Extracted data entries:
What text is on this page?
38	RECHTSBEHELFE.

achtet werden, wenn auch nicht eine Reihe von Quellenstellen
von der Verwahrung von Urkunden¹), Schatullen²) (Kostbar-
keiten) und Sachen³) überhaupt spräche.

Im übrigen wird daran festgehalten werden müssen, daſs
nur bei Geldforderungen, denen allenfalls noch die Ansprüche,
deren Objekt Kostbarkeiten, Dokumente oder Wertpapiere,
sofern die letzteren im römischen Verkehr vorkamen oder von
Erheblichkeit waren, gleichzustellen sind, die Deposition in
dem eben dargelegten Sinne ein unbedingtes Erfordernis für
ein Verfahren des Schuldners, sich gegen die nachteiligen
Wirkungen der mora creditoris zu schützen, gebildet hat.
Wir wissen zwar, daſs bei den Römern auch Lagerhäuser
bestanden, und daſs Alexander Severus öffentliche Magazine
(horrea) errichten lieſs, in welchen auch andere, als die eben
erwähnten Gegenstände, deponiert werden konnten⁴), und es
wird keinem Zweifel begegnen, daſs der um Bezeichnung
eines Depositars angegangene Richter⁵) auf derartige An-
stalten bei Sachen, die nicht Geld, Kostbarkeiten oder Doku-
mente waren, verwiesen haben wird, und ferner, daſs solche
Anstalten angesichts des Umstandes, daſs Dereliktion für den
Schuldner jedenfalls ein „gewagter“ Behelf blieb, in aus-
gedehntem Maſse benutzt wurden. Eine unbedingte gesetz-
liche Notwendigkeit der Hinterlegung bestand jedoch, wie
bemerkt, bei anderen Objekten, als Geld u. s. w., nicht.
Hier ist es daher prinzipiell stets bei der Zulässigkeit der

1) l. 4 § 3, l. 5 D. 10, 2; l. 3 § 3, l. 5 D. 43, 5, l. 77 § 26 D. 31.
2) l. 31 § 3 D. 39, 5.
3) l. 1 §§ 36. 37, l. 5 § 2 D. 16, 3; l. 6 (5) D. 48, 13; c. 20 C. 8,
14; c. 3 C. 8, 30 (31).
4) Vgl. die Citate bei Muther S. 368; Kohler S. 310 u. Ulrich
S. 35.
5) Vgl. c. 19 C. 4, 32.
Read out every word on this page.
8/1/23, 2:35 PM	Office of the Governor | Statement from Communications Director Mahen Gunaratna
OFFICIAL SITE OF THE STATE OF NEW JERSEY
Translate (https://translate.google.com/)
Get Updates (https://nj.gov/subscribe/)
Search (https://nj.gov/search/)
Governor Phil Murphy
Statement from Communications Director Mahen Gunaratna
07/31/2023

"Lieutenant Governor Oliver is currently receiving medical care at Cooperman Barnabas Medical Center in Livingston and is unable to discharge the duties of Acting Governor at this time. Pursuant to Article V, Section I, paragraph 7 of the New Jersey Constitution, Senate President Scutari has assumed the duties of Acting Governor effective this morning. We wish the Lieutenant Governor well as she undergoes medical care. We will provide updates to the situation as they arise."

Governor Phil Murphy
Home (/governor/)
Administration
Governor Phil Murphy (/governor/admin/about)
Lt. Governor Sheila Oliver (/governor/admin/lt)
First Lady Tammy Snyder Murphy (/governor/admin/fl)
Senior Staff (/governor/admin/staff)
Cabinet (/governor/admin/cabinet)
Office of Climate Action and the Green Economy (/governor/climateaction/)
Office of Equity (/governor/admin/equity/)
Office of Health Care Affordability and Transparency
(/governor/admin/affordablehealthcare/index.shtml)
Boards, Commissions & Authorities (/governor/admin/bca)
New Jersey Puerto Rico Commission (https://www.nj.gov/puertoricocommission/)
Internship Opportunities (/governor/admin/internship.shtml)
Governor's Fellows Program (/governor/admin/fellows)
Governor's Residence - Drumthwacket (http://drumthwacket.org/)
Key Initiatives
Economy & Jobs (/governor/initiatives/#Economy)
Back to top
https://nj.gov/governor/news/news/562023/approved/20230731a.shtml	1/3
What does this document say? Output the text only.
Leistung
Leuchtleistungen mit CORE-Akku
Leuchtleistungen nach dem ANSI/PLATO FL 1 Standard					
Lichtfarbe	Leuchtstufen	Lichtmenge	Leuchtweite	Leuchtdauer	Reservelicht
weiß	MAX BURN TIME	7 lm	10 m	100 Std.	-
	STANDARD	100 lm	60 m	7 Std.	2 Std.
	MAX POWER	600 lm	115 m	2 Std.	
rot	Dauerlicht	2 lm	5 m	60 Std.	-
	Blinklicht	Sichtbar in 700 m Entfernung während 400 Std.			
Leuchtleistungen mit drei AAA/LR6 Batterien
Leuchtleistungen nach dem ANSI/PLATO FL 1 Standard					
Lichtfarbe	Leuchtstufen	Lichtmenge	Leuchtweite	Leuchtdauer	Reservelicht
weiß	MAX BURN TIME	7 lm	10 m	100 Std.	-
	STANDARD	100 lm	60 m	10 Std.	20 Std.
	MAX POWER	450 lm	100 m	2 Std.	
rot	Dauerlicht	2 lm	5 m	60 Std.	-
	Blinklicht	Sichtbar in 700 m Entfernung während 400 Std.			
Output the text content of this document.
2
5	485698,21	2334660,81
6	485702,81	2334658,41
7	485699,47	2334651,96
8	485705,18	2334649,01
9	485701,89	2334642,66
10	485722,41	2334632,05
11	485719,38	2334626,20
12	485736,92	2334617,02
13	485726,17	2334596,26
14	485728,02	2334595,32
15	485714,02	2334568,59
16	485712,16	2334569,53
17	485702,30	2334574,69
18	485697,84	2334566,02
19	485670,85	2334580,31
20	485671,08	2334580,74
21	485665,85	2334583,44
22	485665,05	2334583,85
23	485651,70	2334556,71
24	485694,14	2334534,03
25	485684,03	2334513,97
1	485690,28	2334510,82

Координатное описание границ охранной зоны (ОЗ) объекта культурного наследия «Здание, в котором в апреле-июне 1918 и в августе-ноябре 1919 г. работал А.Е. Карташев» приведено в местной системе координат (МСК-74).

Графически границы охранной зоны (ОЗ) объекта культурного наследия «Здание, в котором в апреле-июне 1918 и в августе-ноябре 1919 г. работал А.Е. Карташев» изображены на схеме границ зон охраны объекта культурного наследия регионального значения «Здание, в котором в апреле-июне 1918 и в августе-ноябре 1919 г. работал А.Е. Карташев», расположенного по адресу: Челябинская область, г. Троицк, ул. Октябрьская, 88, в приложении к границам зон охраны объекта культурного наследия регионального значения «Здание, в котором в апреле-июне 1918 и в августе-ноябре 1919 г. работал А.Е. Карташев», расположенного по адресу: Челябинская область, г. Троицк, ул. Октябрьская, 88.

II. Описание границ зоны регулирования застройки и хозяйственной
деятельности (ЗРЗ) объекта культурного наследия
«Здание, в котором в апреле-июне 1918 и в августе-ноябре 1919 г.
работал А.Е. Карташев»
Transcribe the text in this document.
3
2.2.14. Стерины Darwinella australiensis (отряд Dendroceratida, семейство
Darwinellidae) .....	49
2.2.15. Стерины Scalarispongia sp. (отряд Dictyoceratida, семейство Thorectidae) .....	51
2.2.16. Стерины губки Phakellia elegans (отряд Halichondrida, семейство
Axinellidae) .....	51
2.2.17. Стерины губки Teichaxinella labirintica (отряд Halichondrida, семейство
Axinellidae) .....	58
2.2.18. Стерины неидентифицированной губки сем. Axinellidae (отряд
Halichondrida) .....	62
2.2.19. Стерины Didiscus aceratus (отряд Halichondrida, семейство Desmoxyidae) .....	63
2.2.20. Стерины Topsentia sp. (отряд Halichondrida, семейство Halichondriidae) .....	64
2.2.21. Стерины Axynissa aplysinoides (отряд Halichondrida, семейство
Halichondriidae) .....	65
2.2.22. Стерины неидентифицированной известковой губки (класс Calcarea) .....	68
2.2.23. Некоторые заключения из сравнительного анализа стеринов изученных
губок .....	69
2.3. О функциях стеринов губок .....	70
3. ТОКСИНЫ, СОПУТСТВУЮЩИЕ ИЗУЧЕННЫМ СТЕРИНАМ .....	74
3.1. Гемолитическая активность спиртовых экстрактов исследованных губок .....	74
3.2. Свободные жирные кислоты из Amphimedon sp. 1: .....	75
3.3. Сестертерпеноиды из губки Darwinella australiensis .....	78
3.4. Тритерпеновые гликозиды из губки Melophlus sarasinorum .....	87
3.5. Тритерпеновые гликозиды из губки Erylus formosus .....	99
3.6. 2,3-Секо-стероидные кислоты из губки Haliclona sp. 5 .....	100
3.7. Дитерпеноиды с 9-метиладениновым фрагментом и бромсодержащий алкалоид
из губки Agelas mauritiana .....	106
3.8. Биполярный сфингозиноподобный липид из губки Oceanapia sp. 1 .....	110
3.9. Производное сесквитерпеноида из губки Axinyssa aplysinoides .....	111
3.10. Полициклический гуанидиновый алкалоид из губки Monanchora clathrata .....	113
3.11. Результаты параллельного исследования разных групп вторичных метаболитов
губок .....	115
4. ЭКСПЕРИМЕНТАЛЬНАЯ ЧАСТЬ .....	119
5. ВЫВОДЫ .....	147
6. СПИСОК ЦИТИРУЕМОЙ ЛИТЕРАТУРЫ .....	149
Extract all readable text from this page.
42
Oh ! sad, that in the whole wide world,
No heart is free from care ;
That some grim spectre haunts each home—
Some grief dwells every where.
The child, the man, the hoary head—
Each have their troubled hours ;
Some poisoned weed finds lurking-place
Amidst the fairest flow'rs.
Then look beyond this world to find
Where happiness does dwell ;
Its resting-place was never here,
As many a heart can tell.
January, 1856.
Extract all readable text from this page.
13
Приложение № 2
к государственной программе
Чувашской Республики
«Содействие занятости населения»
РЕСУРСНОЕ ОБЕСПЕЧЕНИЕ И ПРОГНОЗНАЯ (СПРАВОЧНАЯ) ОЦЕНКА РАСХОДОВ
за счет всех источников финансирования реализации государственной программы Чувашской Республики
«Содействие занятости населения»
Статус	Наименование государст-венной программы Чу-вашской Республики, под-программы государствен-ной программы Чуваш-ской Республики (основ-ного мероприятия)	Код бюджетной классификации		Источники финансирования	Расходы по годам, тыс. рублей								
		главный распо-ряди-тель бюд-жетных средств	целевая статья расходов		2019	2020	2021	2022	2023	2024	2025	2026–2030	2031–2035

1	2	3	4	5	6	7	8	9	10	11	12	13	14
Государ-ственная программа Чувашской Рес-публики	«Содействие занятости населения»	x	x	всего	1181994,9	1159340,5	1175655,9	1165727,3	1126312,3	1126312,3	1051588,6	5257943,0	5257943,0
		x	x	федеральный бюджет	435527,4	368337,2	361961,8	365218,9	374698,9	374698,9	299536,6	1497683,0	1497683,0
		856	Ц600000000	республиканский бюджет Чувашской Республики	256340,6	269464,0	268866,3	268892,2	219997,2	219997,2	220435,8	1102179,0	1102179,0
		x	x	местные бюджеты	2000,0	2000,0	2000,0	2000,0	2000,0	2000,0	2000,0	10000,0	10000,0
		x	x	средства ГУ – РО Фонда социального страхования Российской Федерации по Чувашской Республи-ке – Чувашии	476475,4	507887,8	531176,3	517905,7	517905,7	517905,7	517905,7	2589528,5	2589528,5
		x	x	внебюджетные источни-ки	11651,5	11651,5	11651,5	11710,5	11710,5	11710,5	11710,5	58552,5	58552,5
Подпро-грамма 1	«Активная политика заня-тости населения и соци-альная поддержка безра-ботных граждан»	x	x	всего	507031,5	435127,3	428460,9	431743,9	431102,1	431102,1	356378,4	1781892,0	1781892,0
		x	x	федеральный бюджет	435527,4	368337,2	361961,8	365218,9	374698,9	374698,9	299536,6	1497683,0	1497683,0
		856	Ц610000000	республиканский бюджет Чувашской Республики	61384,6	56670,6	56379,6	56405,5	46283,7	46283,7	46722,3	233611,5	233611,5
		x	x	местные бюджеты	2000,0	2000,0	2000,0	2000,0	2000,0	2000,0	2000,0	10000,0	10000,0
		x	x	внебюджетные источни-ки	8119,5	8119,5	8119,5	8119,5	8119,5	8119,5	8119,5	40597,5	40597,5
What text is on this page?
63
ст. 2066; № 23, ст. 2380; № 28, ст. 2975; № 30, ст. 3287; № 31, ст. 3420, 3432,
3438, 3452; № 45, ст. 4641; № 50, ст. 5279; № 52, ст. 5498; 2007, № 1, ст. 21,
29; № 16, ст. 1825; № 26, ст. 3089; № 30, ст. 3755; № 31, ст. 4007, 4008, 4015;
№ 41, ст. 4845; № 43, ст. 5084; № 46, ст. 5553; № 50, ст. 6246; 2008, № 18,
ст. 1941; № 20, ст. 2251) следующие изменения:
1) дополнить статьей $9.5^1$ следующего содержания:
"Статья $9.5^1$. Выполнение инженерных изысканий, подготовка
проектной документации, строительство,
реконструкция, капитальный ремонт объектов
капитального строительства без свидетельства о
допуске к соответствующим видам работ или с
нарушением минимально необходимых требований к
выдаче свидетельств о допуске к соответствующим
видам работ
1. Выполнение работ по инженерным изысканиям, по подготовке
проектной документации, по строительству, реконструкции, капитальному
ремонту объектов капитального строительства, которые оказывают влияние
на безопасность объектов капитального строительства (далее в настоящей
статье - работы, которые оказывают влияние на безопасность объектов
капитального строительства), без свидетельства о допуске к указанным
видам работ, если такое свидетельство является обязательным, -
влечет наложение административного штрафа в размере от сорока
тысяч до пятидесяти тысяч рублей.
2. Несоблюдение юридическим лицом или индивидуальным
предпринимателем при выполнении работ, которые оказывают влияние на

## Work to be completed:
Show every line of the listing in which the string "стеринов" can be found.

## Response to this task:
2.2.23. Некоторые заключения из сравнительного анализа стеринов изученных
2.3. О функциях стеринов губок .....	70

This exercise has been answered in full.